PROMPT: Take every line from the listing below that includes "JSON" and copy it.

═════ RECORDS SUPPLIED

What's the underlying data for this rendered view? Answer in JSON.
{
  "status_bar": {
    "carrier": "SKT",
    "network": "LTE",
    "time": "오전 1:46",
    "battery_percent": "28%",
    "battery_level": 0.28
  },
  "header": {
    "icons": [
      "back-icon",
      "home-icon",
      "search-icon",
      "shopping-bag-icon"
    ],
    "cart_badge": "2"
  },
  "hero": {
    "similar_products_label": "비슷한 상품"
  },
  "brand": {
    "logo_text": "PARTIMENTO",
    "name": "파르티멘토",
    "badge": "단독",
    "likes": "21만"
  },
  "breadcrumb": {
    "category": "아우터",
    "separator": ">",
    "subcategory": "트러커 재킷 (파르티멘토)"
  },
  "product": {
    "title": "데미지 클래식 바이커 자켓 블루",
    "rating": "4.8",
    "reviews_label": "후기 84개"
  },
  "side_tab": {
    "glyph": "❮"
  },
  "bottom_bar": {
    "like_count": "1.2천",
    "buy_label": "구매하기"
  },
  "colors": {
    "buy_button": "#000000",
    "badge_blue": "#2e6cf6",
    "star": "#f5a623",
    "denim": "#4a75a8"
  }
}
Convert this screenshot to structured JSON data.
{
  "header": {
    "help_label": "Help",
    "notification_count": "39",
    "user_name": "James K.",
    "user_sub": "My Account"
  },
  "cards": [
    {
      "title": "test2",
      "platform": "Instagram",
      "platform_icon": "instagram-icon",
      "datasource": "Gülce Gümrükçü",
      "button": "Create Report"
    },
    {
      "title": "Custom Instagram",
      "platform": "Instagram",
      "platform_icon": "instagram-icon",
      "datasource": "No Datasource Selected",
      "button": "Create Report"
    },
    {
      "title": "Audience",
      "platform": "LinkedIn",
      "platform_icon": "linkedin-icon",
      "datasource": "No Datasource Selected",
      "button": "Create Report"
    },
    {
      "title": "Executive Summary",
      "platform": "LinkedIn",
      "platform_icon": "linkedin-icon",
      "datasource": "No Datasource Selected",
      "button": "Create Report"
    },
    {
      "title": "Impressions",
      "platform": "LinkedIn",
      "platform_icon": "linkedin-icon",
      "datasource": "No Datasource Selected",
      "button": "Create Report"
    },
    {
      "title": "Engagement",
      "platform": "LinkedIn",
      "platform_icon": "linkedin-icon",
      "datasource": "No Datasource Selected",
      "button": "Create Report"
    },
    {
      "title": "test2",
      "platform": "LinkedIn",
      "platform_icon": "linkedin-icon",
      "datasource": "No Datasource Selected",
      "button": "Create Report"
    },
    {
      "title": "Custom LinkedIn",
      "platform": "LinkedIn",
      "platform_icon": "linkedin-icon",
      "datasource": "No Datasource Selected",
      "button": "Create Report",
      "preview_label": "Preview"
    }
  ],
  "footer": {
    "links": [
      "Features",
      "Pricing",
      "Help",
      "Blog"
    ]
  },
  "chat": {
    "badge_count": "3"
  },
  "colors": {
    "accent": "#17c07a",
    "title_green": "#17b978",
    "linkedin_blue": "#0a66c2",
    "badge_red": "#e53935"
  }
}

══════════

TASK RESPONSE:
What's the underlying data for this rendered view? Answer in JSON.
Convert this screenshot to structured JSON data.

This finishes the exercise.